#### Records to use:
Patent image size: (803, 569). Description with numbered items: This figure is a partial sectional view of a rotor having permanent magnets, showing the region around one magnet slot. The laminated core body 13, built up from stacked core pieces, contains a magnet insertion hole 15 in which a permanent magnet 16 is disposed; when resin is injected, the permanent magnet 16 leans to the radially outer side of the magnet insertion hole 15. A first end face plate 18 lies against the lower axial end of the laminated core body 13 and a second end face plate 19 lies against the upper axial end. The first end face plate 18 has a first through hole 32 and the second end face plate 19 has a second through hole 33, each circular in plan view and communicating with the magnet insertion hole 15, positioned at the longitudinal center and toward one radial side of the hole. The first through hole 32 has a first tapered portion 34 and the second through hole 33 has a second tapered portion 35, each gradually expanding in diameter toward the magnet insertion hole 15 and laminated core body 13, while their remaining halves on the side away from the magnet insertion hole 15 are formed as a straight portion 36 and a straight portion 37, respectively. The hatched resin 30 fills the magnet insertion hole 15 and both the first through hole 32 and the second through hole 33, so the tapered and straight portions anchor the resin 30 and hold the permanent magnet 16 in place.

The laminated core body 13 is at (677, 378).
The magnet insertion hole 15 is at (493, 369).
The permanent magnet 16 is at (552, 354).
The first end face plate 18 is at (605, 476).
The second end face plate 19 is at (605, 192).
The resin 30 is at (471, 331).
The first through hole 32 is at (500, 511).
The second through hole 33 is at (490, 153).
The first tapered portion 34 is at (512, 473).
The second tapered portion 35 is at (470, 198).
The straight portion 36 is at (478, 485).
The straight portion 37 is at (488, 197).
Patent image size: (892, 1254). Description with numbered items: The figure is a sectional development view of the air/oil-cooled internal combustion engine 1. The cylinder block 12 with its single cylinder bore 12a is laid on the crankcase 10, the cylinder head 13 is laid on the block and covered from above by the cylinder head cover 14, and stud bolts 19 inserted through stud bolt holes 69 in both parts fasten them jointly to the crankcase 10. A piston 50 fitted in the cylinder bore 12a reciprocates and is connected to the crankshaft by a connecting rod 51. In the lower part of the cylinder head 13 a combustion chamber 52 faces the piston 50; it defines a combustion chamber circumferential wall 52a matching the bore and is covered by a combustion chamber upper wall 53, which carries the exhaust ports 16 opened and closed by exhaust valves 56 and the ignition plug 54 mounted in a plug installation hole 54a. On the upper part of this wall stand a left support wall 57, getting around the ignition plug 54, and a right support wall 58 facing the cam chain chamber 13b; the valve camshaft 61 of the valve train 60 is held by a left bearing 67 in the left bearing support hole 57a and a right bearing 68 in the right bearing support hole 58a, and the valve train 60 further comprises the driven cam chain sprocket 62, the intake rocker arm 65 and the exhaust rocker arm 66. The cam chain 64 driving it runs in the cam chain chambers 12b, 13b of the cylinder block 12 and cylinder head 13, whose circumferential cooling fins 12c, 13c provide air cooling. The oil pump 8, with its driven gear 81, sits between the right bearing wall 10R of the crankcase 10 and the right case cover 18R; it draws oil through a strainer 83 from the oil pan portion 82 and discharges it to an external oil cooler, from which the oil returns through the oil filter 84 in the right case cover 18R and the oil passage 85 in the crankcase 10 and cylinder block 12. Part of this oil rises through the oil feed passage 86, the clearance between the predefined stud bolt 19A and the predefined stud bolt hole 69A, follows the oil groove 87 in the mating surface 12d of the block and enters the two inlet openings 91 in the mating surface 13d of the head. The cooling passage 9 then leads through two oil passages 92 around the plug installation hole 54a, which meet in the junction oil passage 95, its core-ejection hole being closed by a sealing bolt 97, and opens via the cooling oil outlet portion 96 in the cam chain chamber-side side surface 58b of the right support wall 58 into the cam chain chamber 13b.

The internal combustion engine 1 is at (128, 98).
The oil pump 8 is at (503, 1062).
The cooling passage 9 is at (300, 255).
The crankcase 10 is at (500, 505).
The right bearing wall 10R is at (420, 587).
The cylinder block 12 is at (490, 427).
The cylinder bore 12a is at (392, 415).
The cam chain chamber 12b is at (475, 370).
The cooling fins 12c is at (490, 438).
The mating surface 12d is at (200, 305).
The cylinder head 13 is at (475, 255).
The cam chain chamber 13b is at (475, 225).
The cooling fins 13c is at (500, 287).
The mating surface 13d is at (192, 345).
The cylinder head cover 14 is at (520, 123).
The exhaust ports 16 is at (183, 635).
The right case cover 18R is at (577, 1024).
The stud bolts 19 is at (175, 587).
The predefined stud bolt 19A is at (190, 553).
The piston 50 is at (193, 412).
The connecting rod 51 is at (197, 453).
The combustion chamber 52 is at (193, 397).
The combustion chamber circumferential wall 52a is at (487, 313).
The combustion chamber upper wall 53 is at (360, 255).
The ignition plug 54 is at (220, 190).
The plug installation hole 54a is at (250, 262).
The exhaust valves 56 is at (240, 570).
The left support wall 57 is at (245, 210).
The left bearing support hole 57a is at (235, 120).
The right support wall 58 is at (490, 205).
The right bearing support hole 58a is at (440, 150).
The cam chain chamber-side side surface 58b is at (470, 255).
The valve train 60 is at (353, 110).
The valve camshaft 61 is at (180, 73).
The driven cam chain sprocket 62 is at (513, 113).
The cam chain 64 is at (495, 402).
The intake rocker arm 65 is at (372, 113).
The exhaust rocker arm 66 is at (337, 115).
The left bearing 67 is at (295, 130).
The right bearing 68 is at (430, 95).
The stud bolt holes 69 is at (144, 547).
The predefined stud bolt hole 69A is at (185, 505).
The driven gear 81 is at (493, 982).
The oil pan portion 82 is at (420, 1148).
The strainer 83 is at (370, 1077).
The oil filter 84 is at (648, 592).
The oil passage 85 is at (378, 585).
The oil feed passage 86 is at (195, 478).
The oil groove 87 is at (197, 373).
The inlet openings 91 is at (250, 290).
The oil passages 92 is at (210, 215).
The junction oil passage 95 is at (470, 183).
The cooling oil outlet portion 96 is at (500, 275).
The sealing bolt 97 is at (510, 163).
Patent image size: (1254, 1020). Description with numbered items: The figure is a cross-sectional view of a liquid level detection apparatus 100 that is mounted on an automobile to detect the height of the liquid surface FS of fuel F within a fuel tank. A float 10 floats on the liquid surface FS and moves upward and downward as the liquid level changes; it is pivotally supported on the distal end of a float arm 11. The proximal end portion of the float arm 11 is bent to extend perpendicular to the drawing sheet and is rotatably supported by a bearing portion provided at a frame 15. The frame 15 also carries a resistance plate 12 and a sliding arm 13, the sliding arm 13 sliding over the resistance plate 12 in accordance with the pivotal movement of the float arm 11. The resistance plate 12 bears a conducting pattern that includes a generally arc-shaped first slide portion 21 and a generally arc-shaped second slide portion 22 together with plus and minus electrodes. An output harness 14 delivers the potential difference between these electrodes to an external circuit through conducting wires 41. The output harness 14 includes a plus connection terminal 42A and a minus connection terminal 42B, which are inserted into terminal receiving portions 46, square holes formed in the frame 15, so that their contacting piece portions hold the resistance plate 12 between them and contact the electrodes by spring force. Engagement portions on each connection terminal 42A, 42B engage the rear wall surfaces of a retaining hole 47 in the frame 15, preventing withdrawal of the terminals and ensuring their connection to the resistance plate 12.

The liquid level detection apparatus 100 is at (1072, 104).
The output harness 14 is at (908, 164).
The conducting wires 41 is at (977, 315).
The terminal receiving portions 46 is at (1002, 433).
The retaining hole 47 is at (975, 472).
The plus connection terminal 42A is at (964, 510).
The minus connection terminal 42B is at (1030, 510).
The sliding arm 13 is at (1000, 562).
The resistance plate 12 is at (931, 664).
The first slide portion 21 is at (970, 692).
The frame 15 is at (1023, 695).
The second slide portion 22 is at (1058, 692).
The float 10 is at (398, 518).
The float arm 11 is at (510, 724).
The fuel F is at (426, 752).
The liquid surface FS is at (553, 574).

#### Task description:
Please repeat the rows from the first one up to and including the line that contains "The resin 30 is at (471, 331).". Reproduce each line word for word.

#### Exercise response:
Patent image size: (803, 569). Description with numbered items: This figure is a partial sectional view of a rotor having permanent magnets, showing the region around one magnet slot. The laminated core body 13, built up from stacked core pieces, contains a magnet insertion hole 15 in which a permanent magnet 16 is disposed; when resin is injected, the permanent magnet 16 leans to the radially outer side of the magnet insertion hole 15. A first end face plate 18 lies against the lower axial end of the laminated core body 13 and a second end face plate 19 lies against the upper axial end. The first end face plate 18 has a first through hole 32 and the second end face plate 19 has a second through hole 33, each circular in plan view and communicating with the magnet insertion hole 15, positioned at the longitudinal center and toward one radial side of the hole. The first through hole 32 has a first tapered portion 34 and the second through hole 33 has a second tapered portion 35, each gradually expanding in diameter toward the magnet insertion hole 15 and laminated core body 13, while their remaining halves on the side away from the magnet insertion hole 15 are formed as a straight portion 36 and a straight portion 37, respectively. The hatched resin 30 fills the magnet insertion hole 15 and both the first through hole 32 and the second through hole 33, so the tapered and straight portions anchor the resin 30 and hold the permanent magnet 16 in place.

The laminated core body 13 is at (677, 378).
The magnet insertion hole 15 is at (493, 369).
The permanent magnet 16 is at (552, 354).
The first end face plate 18 is at (605, 476).
The second end face plate 19 is at (605, 192).
The resin 30 is at (471, 331).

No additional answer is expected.